* EXERCISE GOAL:
Lines containing the string "Tencent" are to be counted; report only how many there are.

Stored data entries
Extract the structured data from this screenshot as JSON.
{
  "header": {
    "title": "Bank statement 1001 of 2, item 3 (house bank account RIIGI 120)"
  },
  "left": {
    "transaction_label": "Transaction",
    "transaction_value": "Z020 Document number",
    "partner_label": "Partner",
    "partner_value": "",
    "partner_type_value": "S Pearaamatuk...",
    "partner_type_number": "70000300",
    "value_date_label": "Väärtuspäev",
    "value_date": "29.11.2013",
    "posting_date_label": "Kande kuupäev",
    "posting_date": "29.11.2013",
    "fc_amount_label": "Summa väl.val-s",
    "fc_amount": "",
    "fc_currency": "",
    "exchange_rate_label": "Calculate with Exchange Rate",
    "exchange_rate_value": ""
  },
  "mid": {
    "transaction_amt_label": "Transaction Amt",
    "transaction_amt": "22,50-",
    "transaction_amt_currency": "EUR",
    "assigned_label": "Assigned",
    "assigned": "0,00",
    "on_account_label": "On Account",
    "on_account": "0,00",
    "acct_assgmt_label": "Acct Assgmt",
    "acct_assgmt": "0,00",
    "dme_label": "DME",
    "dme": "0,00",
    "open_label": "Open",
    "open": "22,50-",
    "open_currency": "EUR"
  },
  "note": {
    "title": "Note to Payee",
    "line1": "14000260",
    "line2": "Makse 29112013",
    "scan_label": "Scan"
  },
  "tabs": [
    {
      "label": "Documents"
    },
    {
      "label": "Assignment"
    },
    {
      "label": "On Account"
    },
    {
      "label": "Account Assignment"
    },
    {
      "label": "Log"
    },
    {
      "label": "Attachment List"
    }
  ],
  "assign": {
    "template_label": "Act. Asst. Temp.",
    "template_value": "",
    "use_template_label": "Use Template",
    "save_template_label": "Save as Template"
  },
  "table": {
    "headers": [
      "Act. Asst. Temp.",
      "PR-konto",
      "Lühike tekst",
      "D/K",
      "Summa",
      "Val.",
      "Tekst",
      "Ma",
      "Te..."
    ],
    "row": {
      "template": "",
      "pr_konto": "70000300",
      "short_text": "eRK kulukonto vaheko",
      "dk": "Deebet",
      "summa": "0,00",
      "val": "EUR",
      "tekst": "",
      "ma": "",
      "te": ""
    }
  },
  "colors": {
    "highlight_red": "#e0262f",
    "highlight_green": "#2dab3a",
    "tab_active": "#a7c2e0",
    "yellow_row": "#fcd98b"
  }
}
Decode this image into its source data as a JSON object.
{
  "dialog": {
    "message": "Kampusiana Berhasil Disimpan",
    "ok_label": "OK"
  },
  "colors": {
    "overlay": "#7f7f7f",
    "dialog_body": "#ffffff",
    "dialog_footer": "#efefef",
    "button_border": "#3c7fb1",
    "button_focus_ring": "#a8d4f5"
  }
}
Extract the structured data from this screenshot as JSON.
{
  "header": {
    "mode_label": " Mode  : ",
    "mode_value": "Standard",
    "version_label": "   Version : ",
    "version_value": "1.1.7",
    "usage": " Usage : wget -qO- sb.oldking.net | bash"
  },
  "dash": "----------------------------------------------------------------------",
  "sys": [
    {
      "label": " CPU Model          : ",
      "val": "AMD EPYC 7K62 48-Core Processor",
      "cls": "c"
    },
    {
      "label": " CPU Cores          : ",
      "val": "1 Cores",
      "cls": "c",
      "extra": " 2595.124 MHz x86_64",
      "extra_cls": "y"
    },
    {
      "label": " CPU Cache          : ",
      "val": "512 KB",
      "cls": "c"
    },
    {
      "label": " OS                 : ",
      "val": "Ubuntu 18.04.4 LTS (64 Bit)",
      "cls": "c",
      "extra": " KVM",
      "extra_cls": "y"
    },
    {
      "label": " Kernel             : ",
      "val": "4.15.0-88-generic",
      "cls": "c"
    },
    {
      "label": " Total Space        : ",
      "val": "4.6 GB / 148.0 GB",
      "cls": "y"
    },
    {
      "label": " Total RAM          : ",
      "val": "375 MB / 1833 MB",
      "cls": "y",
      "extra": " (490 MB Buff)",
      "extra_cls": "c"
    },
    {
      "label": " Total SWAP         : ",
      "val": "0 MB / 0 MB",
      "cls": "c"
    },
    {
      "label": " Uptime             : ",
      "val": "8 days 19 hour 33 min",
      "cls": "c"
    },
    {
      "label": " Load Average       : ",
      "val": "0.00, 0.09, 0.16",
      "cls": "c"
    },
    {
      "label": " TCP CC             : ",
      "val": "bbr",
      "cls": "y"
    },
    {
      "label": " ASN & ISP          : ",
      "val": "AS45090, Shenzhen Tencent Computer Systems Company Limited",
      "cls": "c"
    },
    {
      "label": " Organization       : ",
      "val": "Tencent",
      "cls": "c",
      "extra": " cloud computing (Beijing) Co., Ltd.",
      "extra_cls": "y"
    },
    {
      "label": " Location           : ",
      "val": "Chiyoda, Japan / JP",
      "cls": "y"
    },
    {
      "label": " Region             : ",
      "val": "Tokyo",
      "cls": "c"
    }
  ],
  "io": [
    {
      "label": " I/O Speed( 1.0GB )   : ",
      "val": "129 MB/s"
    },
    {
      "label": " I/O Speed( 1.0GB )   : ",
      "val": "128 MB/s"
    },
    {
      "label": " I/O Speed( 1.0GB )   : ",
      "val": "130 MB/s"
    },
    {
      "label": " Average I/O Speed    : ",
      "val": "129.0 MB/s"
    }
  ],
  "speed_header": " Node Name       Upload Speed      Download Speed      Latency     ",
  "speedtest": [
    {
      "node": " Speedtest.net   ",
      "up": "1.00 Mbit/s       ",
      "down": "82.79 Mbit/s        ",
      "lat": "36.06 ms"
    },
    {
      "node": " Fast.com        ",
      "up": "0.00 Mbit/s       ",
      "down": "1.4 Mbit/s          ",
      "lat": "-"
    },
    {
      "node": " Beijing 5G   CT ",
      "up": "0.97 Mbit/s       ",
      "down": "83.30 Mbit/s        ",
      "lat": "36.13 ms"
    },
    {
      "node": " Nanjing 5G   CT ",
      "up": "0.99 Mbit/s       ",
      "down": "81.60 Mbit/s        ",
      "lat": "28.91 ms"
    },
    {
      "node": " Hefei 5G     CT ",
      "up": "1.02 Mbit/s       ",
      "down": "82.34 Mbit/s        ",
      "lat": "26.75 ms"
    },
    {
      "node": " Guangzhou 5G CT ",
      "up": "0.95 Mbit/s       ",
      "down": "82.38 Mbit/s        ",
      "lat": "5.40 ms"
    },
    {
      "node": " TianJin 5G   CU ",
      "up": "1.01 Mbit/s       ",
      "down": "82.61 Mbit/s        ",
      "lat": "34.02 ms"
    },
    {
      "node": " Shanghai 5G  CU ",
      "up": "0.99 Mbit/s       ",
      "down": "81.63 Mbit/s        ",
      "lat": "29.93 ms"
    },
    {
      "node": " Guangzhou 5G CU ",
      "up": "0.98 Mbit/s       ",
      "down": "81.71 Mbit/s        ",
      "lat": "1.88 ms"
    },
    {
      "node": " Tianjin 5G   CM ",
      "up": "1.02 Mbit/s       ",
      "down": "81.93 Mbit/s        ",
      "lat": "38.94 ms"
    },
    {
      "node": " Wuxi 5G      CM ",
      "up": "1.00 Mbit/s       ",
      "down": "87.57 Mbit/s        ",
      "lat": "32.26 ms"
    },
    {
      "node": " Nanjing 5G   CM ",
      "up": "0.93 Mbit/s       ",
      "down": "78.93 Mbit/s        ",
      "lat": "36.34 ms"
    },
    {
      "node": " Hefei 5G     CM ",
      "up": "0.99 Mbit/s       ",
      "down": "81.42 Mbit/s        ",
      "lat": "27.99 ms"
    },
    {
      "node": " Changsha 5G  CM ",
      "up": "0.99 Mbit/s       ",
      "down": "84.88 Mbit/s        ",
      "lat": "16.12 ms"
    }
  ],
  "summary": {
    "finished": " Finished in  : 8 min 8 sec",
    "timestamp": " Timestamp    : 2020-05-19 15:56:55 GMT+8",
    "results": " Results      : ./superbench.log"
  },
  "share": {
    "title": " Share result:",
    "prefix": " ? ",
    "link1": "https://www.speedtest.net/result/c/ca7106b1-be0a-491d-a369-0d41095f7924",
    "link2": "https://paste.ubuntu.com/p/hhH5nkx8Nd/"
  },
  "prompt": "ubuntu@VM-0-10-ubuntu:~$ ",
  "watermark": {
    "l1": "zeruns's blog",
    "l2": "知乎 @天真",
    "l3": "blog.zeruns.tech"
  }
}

* FINISHED ANSWER:
2